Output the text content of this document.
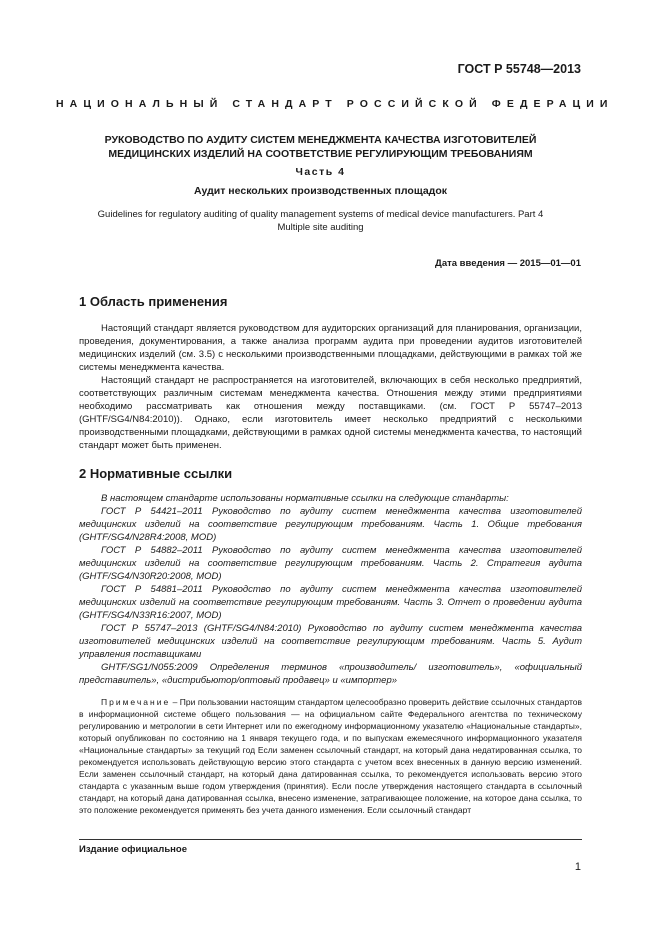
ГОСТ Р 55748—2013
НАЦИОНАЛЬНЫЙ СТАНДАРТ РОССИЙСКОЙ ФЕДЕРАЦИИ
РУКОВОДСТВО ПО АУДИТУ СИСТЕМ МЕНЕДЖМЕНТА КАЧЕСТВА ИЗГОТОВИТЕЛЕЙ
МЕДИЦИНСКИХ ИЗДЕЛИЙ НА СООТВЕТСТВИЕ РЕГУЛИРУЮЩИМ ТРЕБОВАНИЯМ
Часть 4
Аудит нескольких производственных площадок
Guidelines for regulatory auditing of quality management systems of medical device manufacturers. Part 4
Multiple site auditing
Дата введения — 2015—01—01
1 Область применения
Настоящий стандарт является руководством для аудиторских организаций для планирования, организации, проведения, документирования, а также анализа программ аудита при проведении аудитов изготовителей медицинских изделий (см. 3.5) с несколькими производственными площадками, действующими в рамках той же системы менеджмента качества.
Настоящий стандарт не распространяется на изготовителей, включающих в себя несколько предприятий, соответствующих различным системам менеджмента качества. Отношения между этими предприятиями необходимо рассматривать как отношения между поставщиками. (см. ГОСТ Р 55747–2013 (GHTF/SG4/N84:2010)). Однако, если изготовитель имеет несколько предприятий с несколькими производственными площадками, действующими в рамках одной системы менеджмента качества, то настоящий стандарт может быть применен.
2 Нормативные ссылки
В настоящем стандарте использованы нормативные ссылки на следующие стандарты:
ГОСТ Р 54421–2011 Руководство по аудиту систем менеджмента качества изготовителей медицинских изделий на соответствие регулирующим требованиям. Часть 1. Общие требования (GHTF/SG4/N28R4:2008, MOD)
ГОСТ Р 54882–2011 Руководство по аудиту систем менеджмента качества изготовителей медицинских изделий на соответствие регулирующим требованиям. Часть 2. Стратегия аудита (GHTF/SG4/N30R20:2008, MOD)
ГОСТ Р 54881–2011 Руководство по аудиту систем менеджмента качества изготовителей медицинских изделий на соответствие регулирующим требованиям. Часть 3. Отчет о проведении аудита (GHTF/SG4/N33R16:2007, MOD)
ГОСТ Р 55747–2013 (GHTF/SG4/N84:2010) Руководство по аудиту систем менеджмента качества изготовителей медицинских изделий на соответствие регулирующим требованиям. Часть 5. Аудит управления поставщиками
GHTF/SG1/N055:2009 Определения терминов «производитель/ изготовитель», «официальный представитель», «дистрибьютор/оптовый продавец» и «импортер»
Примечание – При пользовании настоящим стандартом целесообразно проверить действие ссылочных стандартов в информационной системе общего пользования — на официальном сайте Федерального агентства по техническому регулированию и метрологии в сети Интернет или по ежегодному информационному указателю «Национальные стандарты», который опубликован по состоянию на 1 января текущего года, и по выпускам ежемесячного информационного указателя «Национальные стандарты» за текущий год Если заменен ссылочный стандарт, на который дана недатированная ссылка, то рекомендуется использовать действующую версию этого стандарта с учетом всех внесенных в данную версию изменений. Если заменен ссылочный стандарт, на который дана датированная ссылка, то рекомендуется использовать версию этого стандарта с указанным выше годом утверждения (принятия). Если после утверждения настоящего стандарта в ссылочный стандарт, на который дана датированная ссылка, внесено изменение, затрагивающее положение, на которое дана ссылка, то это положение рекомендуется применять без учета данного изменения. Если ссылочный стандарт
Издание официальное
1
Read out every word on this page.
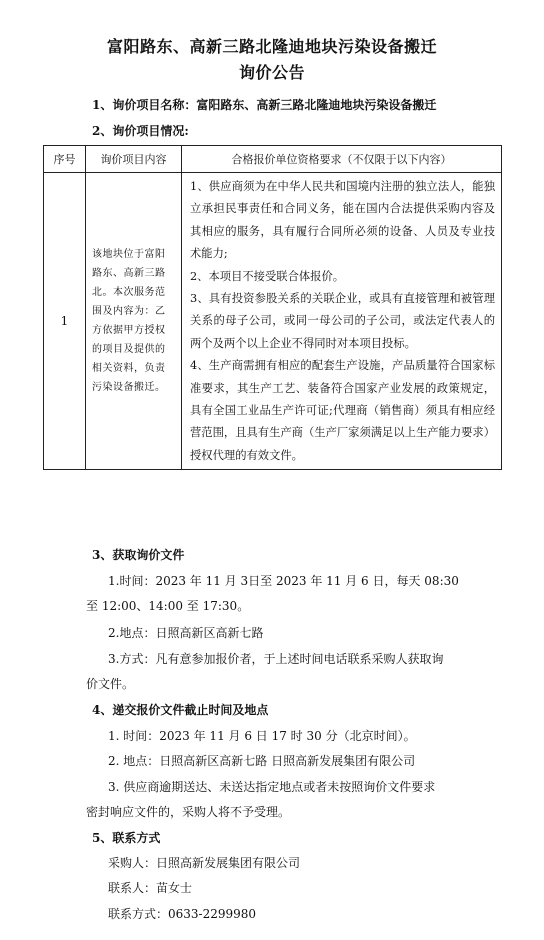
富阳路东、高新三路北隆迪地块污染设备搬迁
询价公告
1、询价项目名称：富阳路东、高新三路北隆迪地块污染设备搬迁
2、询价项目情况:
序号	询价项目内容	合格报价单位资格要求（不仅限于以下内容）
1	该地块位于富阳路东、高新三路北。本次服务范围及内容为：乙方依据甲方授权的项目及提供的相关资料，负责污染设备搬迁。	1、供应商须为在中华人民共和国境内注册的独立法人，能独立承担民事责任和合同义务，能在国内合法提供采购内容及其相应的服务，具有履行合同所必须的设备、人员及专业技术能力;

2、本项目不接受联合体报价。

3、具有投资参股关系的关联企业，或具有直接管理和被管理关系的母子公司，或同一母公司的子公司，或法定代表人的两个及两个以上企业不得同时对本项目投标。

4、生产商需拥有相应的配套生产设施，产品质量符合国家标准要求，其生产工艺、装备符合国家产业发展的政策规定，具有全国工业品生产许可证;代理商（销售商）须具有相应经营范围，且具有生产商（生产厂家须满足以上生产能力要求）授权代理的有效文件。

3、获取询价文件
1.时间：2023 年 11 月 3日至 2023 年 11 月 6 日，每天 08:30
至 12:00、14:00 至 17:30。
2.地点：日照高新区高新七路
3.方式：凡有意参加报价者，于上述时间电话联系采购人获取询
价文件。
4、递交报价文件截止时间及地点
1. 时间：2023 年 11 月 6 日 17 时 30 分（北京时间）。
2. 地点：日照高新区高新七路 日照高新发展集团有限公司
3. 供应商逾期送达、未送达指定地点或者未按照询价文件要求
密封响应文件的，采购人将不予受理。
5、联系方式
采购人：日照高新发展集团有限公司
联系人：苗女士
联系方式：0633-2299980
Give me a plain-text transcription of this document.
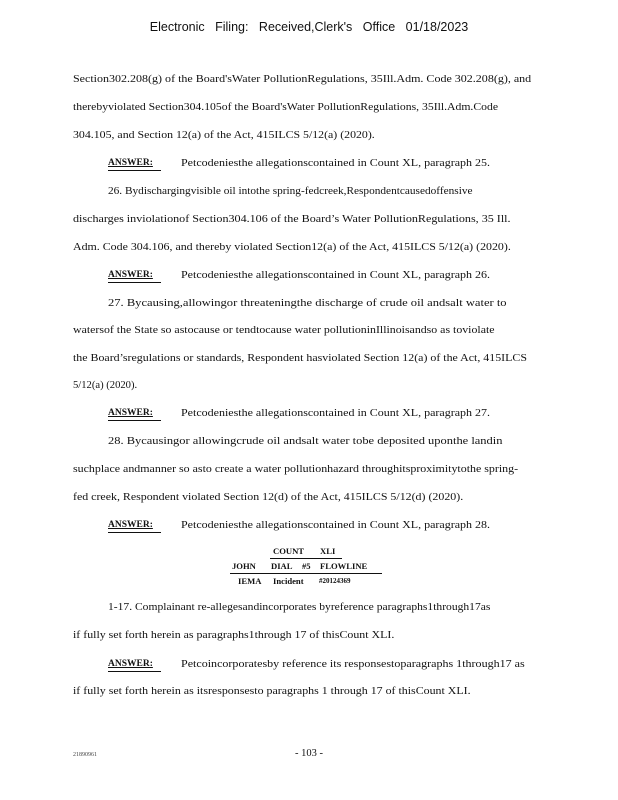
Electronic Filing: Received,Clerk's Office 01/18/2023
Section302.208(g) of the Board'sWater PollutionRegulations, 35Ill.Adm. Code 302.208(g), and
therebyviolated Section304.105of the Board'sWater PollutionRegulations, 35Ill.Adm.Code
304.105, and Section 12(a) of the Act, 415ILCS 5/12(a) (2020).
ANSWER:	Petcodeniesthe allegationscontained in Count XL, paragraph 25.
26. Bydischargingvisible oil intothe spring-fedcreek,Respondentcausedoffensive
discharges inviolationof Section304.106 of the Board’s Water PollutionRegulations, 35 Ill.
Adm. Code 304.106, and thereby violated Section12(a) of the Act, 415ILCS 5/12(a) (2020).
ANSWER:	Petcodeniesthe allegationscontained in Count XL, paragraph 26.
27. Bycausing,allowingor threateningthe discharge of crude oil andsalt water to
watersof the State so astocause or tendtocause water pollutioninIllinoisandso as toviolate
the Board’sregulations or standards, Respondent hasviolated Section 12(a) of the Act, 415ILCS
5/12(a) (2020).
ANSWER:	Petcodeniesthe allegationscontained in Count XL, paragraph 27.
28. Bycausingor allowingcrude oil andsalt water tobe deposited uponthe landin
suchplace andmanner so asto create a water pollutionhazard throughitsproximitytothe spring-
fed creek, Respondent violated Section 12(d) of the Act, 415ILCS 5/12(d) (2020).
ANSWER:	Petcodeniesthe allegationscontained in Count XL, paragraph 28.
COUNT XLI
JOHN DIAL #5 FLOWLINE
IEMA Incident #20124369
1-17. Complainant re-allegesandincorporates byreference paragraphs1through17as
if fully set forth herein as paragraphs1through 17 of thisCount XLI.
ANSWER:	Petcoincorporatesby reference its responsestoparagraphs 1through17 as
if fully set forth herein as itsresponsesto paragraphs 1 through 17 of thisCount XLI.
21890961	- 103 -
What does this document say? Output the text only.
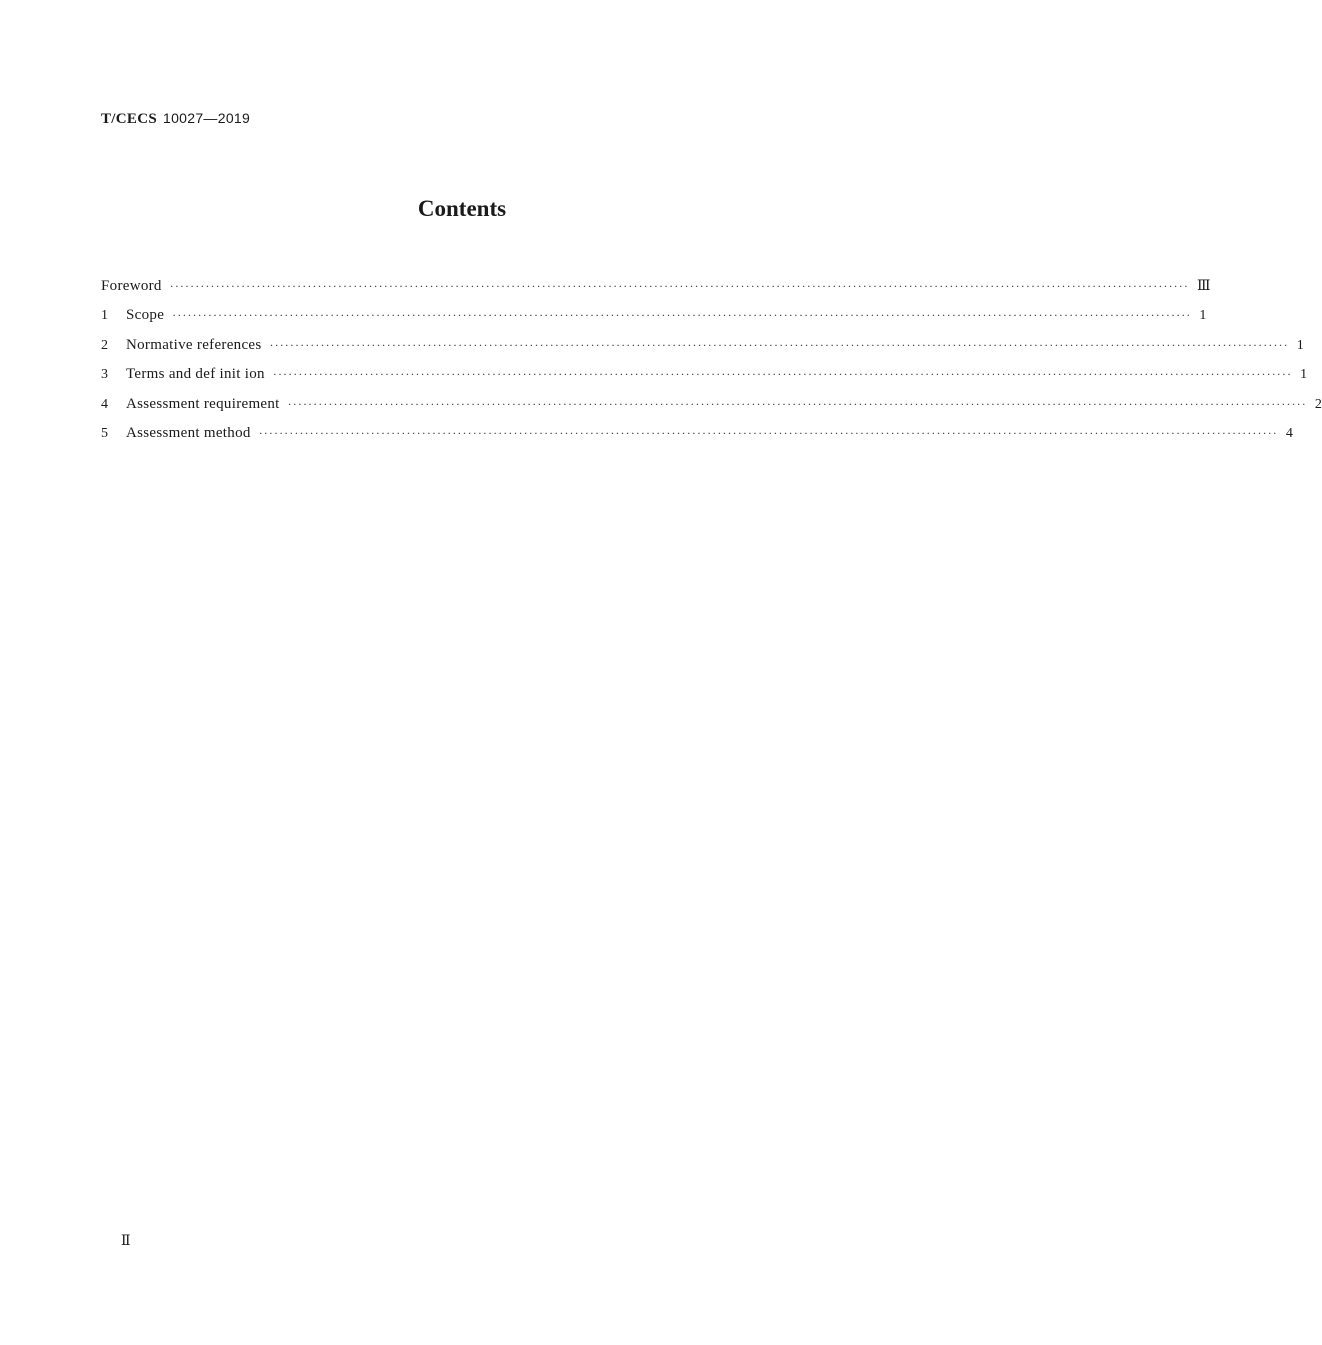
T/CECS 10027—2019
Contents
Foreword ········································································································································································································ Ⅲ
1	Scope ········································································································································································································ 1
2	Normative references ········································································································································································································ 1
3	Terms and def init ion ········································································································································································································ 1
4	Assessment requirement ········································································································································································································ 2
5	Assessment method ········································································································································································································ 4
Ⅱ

» **Task objective**:
Give an exact copy of the material, leaving out every picture.

» **Finished exercise**:
Output the text content of this document.
ГОСТ Р 55748—2013
НАЦИОНАЛЬНЫЙ СТАНДАРТ РОССИЙСКОЙ ФЕДЕРАЦИИ
РУКОВОДСТВО ПО АУДИТУ СИСТЕМ МЕНЕДЖМЕНТА КАЧЕСТВА ИЗГОТОВИТЕЛЕЙ
МЕДИЦИНСКИХ ИЗДЕЛИЙ НА СООТВЕТСТВИЕ РЕГУЛИРУЮЩИМ ТРЕБОВАНИЯМ
Часть 4
Аудит нескольких производственных площадок
Guidelines for regulatory auditing of quality management systems of medical device manufacturers. Part 4
Multiple site auditing
Дата введения — 2015—01—01
1 Область применения
Настоящий стандарт является руководством для аудиторских организаций для планирования, организации, проведения, документирования, а также анализа программ аудита при проведении аудитов изготовителей медицинских изделий (см. 3.5) с несколькими производственными площадками, действующими в рамках той же системы менеджмента качества.
Настоящий стандарт не распространяется на изготовителей, включающих в себя несколько предприятий, соответствующих различным системам менеджмента качества. Отношения между этими предприятиями необходимо рассматривать как отношения между поставщиками. (см. ГОСТ Р 55747–2013 (GHTF/SG4/N84:2010)). Однако, если изготовитель имеет несколько предприятий с несколькими производственными площадками, действующими в рамках одной системы менеджмента качества, то настоящий стандарт может быть применен.
2 Нормативные ссылки
В настоящем стандарте использованы нормативные ссылки на следующие стандарты:
ГОСТ Р 54421–2011 Руководство по аудиту систем менеджмента качества изготовителей медицинских изделий на соответствие регулирующим требованиям. Часть 1. Общие требования (GHTF/SG4/N28R4:2008, MOD)
ГОСТ Р 54882–2011 Руководство по аудиту систем менеджмента качества изготовителей медицинских изделий на соответствие регулирующим требованиям. Часть 2. Стратегия аудита (GHTF/SG4/N30R20:2008, MOD)
ГОСТ Р 54881–2011 Руководство по аудиту систем менеджмента качества изготовителей медицинских изделий на соответствие регулирующим требованиям. Часть 3. Отчет о проведении аудита (GHTF/SG4/N33R16:2007, MOD)
ГОСТ Р 55747–2013 (GHTF/SG4/N84:2010) Руководство по аудиту систем менеджмента качества изготовителей медицинских изделий на соответствие регулирующим требованиям. Часть 5. Аудит управления поставщиками
GHTF/SG1/N055:2009 Определения терминов «производитель/ изготовитель», «официальный представитель», «дистрибьютор/оптовый продавец» и «импортер»
Примечание – При пользовании настоящим стандартом целесообразно проверить действие ссылочных стандартов в информационной системе общего пользования — на официальном сайте Федерального агентства по техническому регулированию и метрологии в сети Интернет или по ежегодному информационному указателю «Национальные стандарты», который опубликован по состоянию на 1 января текущего года, и по выпускам ежемесячного информационного указателя «Национальные стандарты» за текущий год Если заменен ссылочный стандарт, на который дана недатированная ссылка, то рекомендуется использовать действующую версию этого стандарта с учетом всех внесенных в данную версию изменений. Если заменен ссылочный стандарт, на который дана датированная ссылка, то рекомендуется использовать версию этого стандарта с указанным выше годом утверждения (принятия). Если после утверждения настоящего стандарта в ссылочный стандарт, на который дана датированная ссылка, внесено изменение, затрагивающее положение, на которое дана ссылка, то это положение рекомендуется применять без учета данного изменения. Если ссылочный стандарт
Издание официальное
1
Read out every word on this page.
富阳路东、高新三路北隆迪地块污染设备搬迁
询价公告
1、询价项目名称：富阳路东、高新三路北隆迪地块污染设备搬迁
2、询价项目情况:
序号	询价项目内容	合格报价单位资格要求（不仅限于以下内容）
1	该地块位于富阳路东、高新三路北。本次服务范围及内容为：乙方依据甲方授权的项目及提供的相关资料，负责污染设备搬迁。	1、供应商须为在中华人民共和国境内注册的独立法人，能独立承担民事责任和合同义务，能在国内合法提供采购内容及其相应的服务，具有履行合同所必须的设备、人员及专业技术能力;

2、本项目不接受联合体报价。

3、具有投资参股关系的关联企业，或具有直接管理和被管理关系的母子公司，或同一母公司的子公司，或法定代表人的两个及两个以上企业不得同时对本项目投标。

4、生产商需拥有相应的配套生产设施，产品质量符合国家标准要求，其生产工艺、装备符合国家产业发展的政策规定，具有全国工业品生产许可证;代理商（销售商）须具有相应经营范围，且具有生产商（生产厂家须满足以上生产能力要求）授权代理的有效文件。

3、获取询价文件
1.时间：2023 年 11 月 3日至 2023 年 11 月 6 日，每天 08:30
至 12:00、14:00 至 17:30。
2.地点：日照高新区高新七路
3.方式：凡有意参加报价者，于上述时间电话联系采购人获取询
价文件。
4、递交报价文件截止时间及地点
1. 时间：2023 年 11 月 6 日 17 时 30 分（北京时间）。
2. 地点：日照高新区高新七路 日照高新发展集团有限公司
3. 供应商逾期送达、未送达指定地点或者未按照询价文件要求
密封响应文件的，采购人将不予受理。
5、联系方式
采购人：日照高新发展集团有限公司
联系人：苗女士
联系方式：0633-2299980
Give me a plain-text transcription of this document.
Electronic Filing: Received,Clerk's Office 01/18/2023
Section302.208(g) of the Board'sWater PollutionRegulations, 35Ill.Adm. Code 302.208(g), and
therebyviolated Section304.105of the Board'sWater PollutionRegulations, 35Ill.Adm.Code
304.105, and Section 12(a) of the Act, 415ILCS 5/12(a) (2020).
ANSWER:	Petcodeniesthe allegationscontained in Count XL, paragraph 25.
26. Bydischargingvisible oil intothe spring-fedcreek,Respondentcausedoffensive
discharges inviolationof Section304.106 of the Board’s Water PollutionRegulations, 35 Ill.
Adm. Code 304.106, and thereby violated Section12(a) of the Act, 415ILCS 5/12(a) (2020).
ANSWER:	Petcodeniesthe allegationscontained in Count XL, paragraph 26.
27. Bycausing,allowingor threateningthe discharge of crude oil andsalt water to
watersof the State so astocause or tendtocause water pollutioninIllinoisandso as toviolate
the Board’sregulations or standards, Respondent hasviolated Section 12(a) of the Act, 415ILCS
5/12(a) (2020).
ANSWER:	Petcodeniesthe allegationscontained in Count XL, paragraph 27.
28. Bycausingor allowingcrude oil andsalt water tobe deposited uponthe landin
suchplace andmanner so asto create a water pollutionhazard throughitsproximitytothe spring-
fed creek, Respondent violated Section 12(d) of the Act, 415ILCS 5/12(d) (2020).
ANSWER:	Petcodeniesthe allegationscontained in Count XL, paragraph 28.
COUNT XLI
JOHN DIAL #5 FLOWLINE
IEMA Incident #20124369
1-17. Complainant re-allegesandincorporates byreference paragraphs1through17as
if fully set forth herein as paragraphs1through 17 of thisCount XLI.
ANSWER:	Petcoincorporatesby reference its responsestoparagraphs 1through17 as
if fully set forth herein as itsresponsesto paragraphs 1 through 17 of thisCount XLI.
21890961	- 103 -
What does this document say? Output the text only.
T/CECS 10027—2019
Contents
Foreword ········································································································································································································ Ⅲ
1	Scope ········································································································································································································ 1
2	Normative references ········································································································································································································ 1
3	Terms and def init ion ········································································································································································································ 1
4	Assessment requirement ········································································································································································································ 2
5	Assessment method ········································································································································································································ 4
Ⅱ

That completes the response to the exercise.